Task goal: Reproduce all of the data below without alteration; exclude every picture.

═══ Source data

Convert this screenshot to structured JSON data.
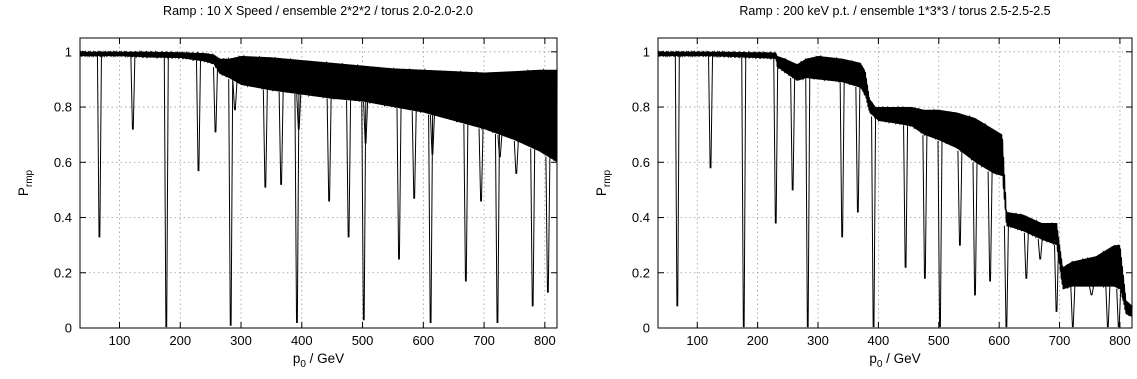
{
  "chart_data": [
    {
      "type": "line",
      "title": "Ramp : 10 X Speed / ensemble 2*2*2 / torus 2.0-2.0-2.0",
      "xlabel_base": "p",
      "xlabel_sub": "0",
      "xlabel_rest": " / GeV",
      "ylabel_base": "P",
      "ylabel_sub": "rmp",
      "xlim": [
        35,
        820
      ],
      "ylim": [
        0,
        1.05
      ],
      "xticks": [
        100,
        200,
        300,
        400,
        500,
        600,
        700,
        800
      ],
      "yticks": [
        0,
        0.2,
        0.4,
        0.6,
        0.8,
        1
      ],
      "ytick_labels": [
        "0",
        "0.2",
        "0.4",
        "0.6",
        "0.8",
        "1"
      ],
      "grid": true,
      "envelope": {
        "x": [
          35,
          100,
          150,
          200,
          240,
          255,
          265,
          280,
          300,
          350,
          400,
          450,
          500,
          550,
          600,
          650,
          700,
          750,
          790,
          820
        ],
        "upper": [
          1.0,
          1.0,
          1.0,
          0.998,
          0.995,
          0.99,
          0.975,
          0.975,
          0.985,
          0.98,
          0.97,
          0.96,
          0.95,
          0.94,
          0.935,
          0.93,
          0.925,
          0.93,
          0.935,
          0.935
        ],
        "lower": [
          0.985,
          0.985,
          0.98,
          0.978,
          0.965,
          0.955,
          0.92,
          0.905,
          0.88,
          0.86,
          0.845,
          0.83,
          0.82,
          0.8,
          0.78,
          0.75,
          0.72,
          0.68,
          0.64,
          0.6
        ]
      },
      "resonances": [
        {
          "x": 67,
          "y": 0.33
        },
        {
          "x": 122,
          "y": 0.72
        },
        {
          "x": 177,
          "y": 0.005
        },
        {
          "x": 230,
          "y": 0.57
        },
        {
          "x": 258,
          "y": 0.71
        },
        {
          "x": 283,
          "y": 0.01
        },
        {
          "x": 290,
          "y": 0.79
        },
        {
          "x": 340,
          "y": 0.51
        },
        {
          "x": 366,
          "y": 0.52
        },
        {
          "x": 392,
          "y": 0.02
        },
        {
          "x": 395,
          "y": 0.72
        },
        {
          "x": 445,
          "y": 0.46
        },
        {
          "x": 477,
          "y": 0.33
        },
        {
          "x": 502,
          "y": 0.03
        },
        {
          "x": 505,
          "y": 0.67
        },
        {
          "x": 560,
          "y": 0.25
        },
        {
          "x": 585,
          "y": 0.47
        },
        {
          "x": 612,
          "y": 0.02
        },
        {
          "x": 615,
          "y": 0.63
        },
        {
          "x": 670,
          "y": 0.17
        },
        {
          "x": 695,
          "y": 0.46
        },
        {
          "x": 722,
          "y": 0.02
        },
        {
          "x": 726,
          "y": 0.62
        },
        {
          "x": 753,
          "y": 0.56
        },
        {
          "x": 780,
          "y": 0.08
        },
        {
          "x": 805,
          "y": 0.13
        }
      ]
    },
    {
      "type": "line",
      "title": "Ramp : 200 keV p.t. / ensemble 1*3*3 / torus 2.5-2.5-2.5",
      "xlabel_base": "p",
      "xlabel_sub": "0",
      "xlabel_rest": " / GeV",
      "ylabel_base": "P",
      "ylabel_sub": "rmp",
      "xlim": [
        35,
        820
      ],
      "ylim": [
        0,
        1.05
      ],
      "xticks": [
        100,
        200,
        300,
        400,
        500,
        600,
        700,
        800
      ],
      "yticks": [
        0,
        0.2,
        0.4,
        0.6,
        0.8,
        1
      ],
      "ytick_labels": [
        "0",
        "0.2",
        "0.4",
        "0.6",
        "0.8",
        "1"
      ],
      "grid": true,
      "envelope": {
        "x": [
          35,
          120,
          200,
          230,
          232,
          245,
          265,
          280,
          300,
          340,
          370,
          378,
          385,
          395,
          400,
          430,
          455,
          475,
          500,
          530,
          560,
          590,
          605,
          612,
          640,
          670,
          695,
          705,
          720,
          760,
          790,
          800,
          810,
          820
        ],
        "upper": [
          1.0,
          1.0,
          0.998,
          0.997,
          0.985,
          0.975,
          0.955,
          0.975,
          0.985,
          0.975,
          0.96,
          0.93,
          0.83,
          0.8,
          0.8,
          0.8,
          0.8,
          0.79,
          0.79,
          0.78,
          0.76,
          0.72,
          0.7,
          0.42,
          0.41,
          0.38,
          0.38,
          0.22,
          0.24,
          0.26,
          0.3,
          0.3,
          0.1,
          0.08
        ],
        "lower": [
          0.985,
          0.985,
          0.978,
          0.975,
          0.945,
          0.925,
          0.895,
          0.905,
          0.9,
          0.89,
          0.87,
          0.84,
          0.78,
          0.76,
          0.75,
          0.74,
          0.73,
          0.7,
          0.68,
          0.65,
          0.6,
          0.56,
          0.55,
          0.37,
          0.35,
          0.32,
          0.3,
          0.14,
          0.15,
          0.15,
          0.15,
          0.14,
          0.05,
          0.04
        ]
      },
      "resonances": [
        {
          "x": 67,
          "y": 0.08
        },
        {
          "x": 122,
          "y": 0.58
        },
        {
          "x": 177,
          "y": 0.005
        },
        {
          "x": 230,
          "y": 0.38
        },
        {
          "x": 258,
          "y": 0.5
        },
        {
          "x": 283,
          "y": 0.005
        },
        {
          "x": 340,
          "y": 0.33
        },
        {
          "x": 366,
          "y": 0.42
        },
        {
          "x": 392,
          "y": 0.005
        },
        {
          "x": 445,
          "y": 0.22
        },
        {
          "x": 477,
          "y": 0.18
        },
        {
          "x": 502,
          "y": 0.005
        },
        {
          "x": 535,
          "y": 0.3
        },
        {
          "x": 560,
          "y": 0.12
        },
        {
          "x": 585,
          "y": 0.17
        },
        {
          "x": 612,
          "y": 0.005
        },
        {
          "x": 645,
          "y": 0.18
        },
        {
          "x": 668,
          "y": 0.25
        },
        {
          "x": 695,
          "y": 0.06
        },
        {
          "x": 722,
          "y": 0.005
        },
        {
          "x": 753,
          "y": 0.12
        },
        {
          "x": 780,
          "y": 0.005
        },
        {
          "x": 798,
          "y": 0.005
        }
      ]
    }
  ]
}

══════

Task solution:
Convert this screenshot to structured JSON data.
{
  "chart_data": [
    {
      "type": "line",
      "title": "Ramp : 10 X Speed / ensemble 2*2*2 / torus 2.0-2.0-2.0",
      "xlabel_base": "p",
      "xlabel_sub": "0",
      "xlabel_rest": " / GeV",
      "ylabel_base": "P",
      "ylabel_sub": "rmp",
      "xlim": [
        35,
        820
      ],
      "ylim": [
        0,
        1.05
      ],
      "xticks": [
        100,
        200,
        300,
        400,
        500,
        600,
        700,
        800
      ],
      "yticks": [
        0,
        0.2,
        0.4,
        0.6,
        0.8,
        1
      ],
      "ytick_labels": [
        "0",
        "0.2",
        "0.4",
        "0.6",
        "0.8",
        "1"
      ],
      "grid": true,
      "envelope": {
        "x": [
          35,
          100,
          150,
          200,
          240,
          255,
          265,
          280,
          300,
          350,
          400,
          450,
          500,
          550,
          600,
          650,
          700,
          750,
          790,
          820
        ],
        "upper": [
          1.0,
          1.0,
          1.0,
          0.998,
          0.995,
          0.99,
          0.975,
          0.975,
          0.985,
          0.98,
          0.97,
          0.96,
          0.95,
          0.94,
          0.935,
          0.93,
          0.925,
          0.93,
          0.935,
          0.935
        ],
        "lower": [
          0.985,
          0.985,
          0.98,
          0.978,
          0.965,
          0.955,
          0.92,
          0.905,
          0.88,
          0.86,
          0.845,
          0.83,
          0.82,
          0.8,
          0.78,
          0.75,
          0.72,
          0.68,
          0.64,
          0.6
        ]
      },
      "resonances": [
        {
          "x": 67,
          "y": 0.33
        },
        {
          "x": 122,
          "y": 0.72
        },
        {
          "x": 177,
          "y": 0.005
        },
        {
          "x": 230,
          "y": 0.57
        },
        {
          "x": 258,
          "y": 0.71
        },
        {
          "x": 283,
          "y": 0.01
        },
        {
          "x": 290,
          "y": 0.79
        },
        {
          "x": 340,
          "y": 0.51
        },
        {
          "x": 366,
          "y": 0.52
        },
        {
          "x": 392,
          "y": 0.02
        },
        {
          "x": 395,
          "y": 0.72
        },
        {
          "x": 445,
          "y": 0.46
        },
        {
          "x": 477,
          "y": 0.33
        },
        {
          "x": 502,
          "y": 0.03
        },
        {
          "x": 505,
          "y": 0.67
        },
        {
          "x": 560,
          "y": 0.25
        },
        {
          "x": 585,
          "y": 0.47
        },
        {
          "x": 612,
          "y": 0.02
        },
        {
          "x": 615,
          "y": 0.63
        },
        {
          "x": 670,
          "y": 0.17
        },
        {
          "x": 695,
          "y": 0.46
        },
        {
          "x": 722,
          "y": 0.02
        },
        {
          "x": 726,
          "y": 0.62
        },
        {
          "x": 753,
          "y": 0.56
        },
        {
          "x": 780,
          "y": 0.08
        },
        {
          "x": 805,
          "y": 0.13
        }
      ]
    },
    {
      "type": "line",
      "title": "Ramp : 200 keV p.t. / ensemble 1*3*3 / torus 2.5-2.5-2.5",
      "xlabel_base": "p",
      "xlabel_sub": "0",
      "xlabel_rest": " / GeV",
      "ylabel_base": "P",
      "ylabel_sub": "rmp",
      "xlim": [
        35,
        820
      ],
      "ylim": [
        0,
        1.05
      ],
      "xticks": [
        100,
        200,
        300,
        400,
        500,
        600,
        700,
        800
      ],
      "yticks": [
        0,
        0.2,
        0.4,
        0.6,
        0.8,
        1
      ],
      "ytick_labels": [
        "0",
        "0.2",
        "0.4",
        "0.6",
        "0.8",
        "1"
      ],
      "grid": true,
      "envelope": {
        "x": [
          35,
          120,
          200,
          230,
          232,
          245,
          265,
          280,
          300,
          340,
          370,
          378,
          385,
          395,
          400,
          430,
          455,
          475,
          500,
          530,
          560,
          590,
          605,
          612,
          640,
          670,
          695,
          705,
          720,
          760,
          790,
          800,
          810,
          820
        ],
        "upper": [
          1.0,
          1.0,
          0.998,
          0.997,
          0.985,
          0.975,
          0.955,
          0.975,
          0.985,
          0.975,
          0.96,
          0.93,
          0.83,
          0.8,
          0.8,
          0.8,
          0.8,
          0.79,
          0.79,
          0.78,
          0.76,
          0.72,
          0.7,
          0.42,
          0.41,
          0.38,
          0.38,
          0.22,
          0.24,
          0.26,
          0.3,
          0.3,
          0.1,
          0.08
        ],
        "lower": [
          0.985,
          0.985,
          0.978,
          0.975,
          0.945,
          0.925,
          0.895,
          0.905,
          0.9,
          0.89,
          0.87,
          0.84,
          0.78,
          0.76,
          0.75,
          0.74,
          0.73,
          0.7,
          0.68,
          0.65,
          0.6,
          0.56,
          0.55,
          0.37,
          0.35,
          0.32,
          0.3,
          0.14,
          0.15,
          0.15,
          0.15,
          0.14,
          0.05,
          0.04
        ]
      },
      "resonances": [
        {
          "x": 67,
          "y": 0.08
        },
        {
          "x": 122,
          "y": 0.58
        },
        {
          "x": 177,
          "y": 0.005
        },
        {
          "x": 230,
          "y": 0.38
        },
        {
          "x": 258,
          "y": 0.5
        },
        {
          "x": 283,
          "y": 0.005
        },
        {
          "x": 340,
          "y": 0.33
        },
        {
          "x": 366,
          "y": 0.42
        },
        {
          "x": 392,
          "y": 0.005
        },
        {
          "x": 445,
          "y": 0.22
        },
        {
          "x": 477,
          "y": 0.18
        },
        {
          "x": 502,
          "y": 0.005
        },
        {
          "x": 535,
          "y": 0.3
        },
        {
          "x": 560,
          "y": 0.12
        },
        {
          "x": 585,
          "y": 0.17
        },
        {
          "x": 612,
          "y": 0.005
        },
        {
          "x": 645,
          "y": 0.18
        },
        {
          "x": 668,
          "y": 0.25
        },
        {
          "x": 695,
          "y": 0.06
        },
        {
          "x": 722,
          "y": 0.005
        },
        {
          "x": 753,
          "y": 0.12
        },
        {
          "x": 780,
          "y": 0.005
        },
        {
          "x": 798,
          "y": 0.005
        }
      ]
    }
  ]
}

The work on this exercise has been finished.